## Aim of the task
Exclude the pictures, then copy all remaining records exactly.

Recorded data:
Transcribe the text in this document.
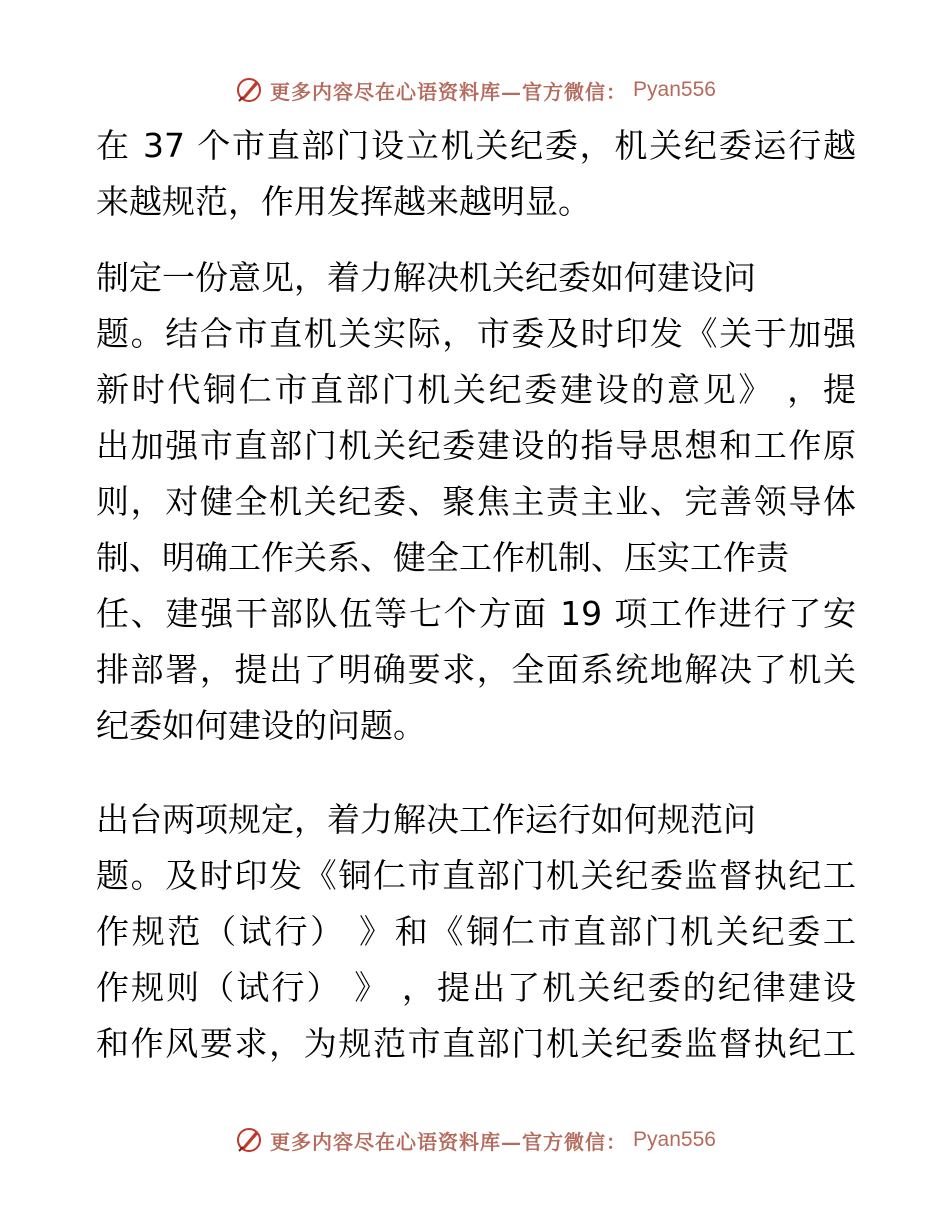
更多内容尽在心语资料库—官方微信： Pyan556
在 37 个市直部门设立机关纪委，机关纪委运行越
来越规范，作用发挥越来越明显。
制定一份意见，着力解决机关纪委如何建设问
题。结合市直机关实际，市委及时印发《关于加强
新时代铜仁市直部门机关纪委建设的意见》 ，提
出加强市直部门机关纪委建设的指导思想和工作原
则，对健全机关纪委、聚焦主责主业、完善领导体
制、明确工作关系、健全工作机制、压实工作责
任、建强干部队伍等七个方面 19 项工作进行了安
排部署，提出了明确要求，全面系统地解决了机关
纪委如何建设的问题。
出台两项规定，着力解决工作运行如何规范问
题。及时印发《铜仁市直部门机关纪委监督执纪工
作规范（试行） 》和《铜仁市直部门机关纪委工
作规则（试行） 》 ，提出了机关纪委的纪律建设
和作风要求，为规范市直部门机关纪委监督执纪工
更多内容尽在心语资料库—官方微信： Pyan556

## Expected answer
Transcribe the text in this document.
更多内容尽在心语资料库—官方微信： Pyan556
在 37 个市直部门设立机关纪委，机关纪委运行越
来越规范，作用发挥越来越明显。
制定一份意见，着力解决机关纪委如何建设问
题。结合市直机关实际，市委及时印发《关于加强
新时代铜仁市直部门机关纪委建设的意见》 ，提
出加强市直部门机关纪委建设的指导思想和工作原
则，对健全机关纪委、聚焦主责主业、完善领导体
制、明确工作关系、健全工作机制、压实工作责
任、建强干部队伍等七个方面 19 项工作进行了安
排部署，提出了明确要求，全面系统地解决了机关
纪委如何建设的问题。
出台两项规定，着力解决工作运行如何规范问
题。及时印发《铜仁市直部门机关纪委监督执纪工
作规范（试行） 》和《铜仁市直部门机关纪委工
作规则（试行） 》 ，提出了机关纪委的纪律建设
和作风要求，为规范市直部门机关纪委监督执纪工
更多内容尽在心语资料库—官方微信： Pyan556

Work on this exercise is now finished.